What you are asked to do: Copy each line below that includes "name".

Entries shown:
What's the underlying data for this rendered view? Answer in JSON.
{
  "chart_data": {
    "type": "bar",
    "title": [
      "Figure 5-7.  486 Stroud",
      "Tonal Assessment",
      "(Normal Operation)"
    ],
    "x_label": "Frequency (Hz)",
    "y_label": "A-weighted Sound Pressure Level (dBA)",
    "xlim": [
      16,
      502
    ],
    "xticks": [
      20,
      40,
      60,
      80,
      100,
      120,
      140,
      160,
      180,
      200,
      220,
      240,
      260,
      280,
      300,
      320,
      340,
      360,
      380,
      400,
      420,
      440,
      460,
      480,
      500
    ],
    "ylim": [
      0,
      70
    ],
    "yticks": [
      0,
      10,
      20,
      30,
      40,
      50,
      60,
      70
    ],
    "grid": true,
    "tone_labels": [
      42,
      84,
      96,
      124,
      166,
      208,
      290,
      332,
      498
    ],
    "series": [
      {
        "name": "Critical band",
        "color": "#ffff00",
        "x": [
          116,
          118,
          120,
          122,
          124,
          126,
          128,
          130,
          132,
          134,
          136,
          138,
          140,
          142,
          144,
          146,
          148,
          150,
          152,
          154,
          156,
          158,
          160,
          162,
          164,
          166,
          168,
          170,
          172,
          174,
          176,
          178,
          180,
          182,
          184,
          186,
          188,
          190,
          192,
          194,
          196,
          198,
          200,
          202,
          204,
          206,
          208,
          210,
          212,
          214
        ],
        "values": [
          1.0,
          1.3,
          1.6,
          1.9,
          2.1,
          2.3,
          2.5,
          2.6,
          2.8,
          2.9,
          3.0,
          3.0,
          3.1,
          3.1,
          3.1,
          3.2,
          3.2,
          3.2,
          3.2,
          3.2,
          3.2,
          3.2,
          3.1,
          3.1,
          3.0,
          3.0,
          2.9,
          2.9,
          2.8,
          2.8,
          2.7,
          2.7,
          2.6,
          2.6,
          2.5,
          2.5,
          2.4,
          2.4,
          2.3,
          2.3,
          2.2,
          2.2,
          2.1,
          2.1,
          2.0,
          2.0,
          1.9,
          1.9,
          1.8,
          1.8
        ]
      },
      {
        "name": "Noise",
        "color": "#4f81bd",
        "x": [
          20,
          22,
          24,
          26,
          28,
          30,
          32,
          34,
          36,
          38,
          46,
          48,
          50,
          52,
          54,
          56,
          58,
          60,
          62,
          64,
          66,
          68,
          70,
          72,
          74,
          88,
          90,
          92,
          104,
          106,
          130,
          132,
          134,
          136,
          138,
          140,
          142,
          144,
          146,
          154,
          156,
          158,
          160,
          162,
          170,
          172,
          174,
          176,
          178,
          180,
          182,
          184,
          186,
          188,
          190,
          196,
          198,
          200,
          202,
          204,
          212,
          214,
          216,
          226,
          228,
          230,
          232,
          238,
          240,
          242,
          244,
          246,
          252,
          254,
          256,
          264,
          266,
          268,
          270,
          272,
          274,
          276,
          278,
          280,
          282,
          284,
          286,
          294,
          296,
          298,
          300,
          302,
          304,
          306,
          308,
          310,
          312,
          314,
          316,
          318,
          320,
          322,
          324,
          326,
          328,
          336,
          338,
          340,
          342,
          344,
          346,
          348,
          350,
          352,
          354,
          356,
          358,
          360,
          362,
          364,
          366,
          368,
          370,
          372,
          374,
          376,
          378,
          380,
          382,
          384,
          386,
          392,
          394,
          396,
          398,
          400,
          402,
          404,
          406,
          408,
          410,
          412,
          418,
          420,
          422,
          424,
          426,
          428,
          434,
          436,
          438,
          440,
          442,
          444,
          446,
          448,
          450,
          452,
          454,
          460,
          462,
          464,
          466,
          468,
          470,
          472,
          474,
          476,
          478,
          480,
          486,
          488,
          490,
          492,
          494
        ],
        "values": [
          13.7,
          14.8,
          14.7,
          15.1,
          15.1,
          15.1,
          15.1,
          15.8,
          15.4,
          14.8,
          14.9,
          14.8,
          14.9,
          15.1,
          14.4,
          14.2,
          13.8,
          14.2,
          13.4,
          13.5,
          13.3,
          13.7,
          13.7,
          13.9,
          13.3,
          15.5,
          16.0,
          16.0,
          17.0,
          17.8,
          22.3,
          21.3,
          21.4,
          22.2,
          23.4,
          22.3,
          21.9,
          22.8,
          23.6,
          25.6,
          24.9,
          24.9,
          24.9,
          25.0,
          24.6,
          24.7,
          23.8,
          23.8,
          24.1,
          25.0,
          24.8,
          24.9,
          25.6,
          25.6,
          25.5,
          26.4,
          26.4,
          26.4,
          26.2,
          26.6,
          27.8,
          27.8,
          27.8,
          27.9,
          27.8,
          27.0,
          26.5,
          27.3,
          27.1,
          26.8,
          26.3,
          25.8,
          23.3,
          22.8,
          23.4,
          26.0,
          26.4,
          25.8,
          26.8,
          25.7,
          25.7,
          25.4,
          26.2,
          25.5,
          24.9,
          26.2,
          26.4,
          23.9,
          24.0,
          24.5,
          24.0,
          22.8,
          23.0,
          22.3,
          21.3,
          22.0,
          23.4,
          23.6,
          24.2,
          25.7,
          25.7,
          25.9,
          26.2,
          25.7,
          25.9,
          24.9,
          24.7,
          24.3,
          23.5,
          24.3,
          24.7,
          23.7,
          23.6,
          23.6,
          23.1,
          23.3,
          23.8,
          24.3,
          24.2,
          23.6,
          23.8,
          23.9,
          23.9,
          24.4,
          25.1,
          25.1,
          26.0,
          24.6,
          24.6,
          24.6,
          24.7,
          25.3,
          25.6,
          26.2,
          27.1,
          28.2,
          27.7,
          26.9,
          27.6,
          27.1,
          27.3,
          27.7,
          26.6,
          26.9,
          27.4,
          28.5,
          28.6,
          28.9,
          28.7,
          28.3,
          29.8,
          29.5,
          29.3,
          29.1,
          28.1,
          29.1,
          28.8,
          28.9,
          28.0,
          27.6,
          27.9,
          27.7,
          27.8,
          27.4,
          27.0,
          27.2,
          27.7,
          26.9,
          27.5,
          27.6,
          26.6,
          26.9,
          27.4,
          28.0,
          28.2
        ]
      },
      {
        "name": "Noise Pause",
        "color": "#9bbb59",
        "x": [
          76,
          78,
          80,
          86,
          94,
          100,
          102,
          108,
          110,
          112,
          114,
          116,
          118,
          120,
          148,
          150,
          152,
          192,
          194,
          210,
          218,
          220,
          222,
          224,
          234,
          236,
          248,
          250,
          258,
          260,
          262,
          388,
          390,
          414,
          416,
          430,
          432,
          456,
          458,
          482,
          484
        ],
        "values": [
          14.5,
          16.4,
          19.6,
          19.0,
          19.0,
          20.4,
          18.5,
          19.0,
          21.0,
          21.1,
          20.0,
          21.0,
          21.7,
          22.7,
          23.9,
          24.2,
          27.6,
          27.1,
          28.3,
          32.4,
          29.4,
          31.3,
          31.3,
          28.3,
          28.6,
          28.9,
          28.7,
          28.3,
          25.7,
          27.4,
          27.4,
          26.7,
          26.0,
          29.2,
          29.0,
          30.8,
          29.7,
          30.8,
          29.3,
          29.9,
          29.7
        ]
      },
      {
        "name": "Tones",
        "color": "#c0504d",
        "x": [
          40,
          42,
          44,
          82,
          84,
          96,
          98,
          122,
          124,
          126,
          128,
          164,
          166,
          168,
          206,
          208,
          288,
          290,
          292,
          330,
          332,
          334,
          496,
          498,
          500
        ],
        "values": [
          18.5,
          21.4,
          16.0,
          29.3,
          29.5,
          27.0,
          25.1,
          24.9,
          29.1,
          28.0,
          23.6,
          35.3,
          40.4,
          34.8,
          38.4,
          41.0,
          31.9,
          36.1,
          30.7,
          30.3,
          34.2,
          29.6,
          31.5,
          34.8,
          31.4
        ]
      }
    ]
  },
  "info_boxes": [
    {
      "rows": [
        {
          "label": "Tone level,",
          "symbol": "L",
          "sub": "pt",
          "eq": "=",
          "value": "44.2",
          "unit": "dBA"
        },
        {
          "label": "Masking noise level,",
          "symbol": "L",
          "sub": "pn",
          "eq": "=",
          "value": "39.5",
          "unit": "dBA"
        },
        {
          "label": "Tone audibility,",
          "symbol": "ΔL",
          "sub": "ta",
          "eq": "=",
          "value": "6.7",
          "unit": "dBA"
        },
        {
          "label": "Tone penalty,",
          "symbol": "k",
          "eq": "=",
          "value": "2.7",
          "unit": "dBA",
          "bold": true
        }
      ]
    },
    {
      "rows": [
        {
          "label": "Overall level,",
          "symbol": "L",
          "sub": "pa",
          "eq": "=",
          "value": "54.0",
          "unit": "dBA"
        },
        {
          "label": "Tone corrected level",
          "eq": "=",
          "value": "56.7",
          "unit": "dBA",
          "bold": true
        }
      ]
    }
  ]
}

Exercise answer:
        "name": "Critical band",
        "name": "Noise",
        "name": "Noise Pause",
        "name": "Tones",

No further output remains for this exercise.